- **EXERCISE BRIEF**
Omit the images, then output each of the records below exactly.

[Data excerpts]
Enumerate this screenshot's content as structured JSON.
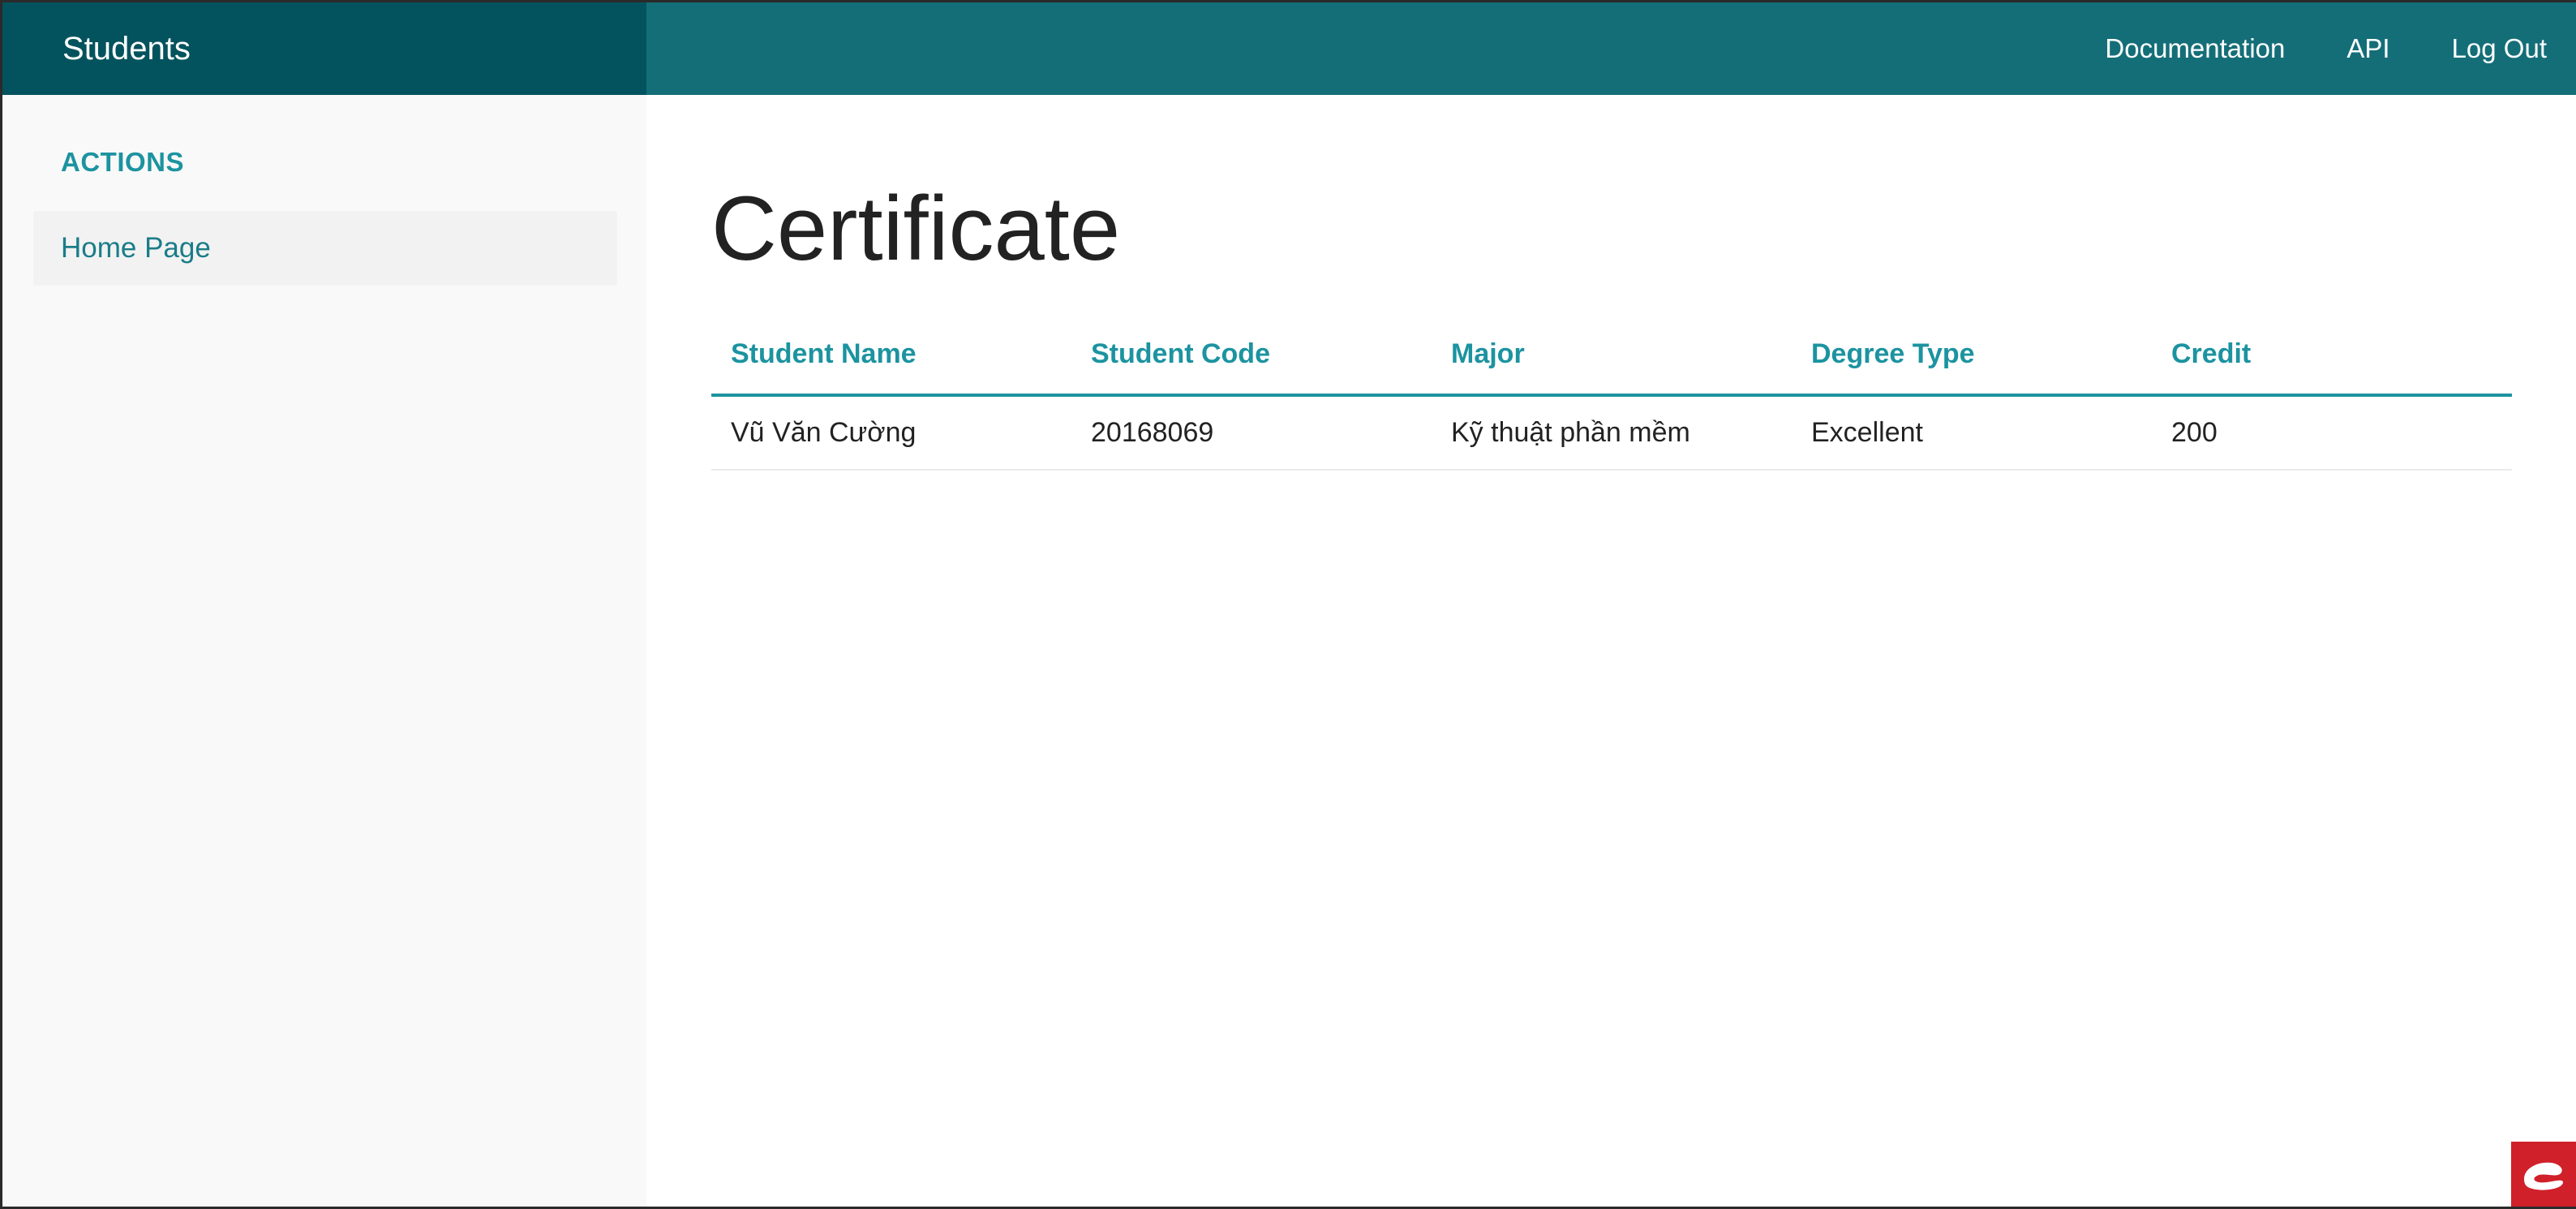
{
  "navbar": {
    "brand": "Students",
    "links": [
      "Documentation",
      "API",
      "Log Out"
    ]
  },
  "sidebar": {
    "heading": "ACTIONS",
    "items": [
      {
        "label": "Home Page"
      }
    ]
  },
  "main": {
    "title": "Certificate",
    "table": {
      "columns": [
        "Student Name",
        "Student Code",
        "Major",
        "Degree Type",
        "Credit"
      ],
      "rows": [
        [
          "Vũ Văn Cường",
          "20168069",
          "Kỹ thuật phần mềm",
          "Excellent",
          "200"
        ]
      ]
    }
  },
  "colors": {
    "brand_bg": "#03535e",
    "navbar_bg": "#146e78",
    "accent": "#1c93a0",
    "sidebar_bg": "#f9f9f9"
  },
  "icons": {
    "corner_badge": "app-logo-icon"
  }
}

- **THE OUTPUT**
Enumerate this screenshot's content as structured JSON.
{
  "navbar": {
    "brand": "Students",
    "links": [
      "Documentation",
      "API",
      "Log Out"
    ]
  },
  "sidebar": {
    "heading": "ACTIONS",
    "items": [
      {
        "label": "Home Page"
      }
    ]
  },
  "main": {
    "title": "Certificate",
    "table": {
      "columns": [
        "Student Name",
        "Student Code",
        "Major",
        "Degree Type",
        "Credit"
      ],
      "rows": [
        [
          "Vũ Văn Cường",
          "20168069",
          "Kỹ thuật phần mềm",
          "Excellent",
          "200"
        ]
      ]
    }
  },
  "colors": {
    "brand_bg": "#03535e",
    "navbar_bg": "#146e78",
    "accent": "#1c93a0",
    "sidebar_bg": "#f9f9f9"
  },
  "icons": {
    "corner_badge": "app-logo-icon"
  }
}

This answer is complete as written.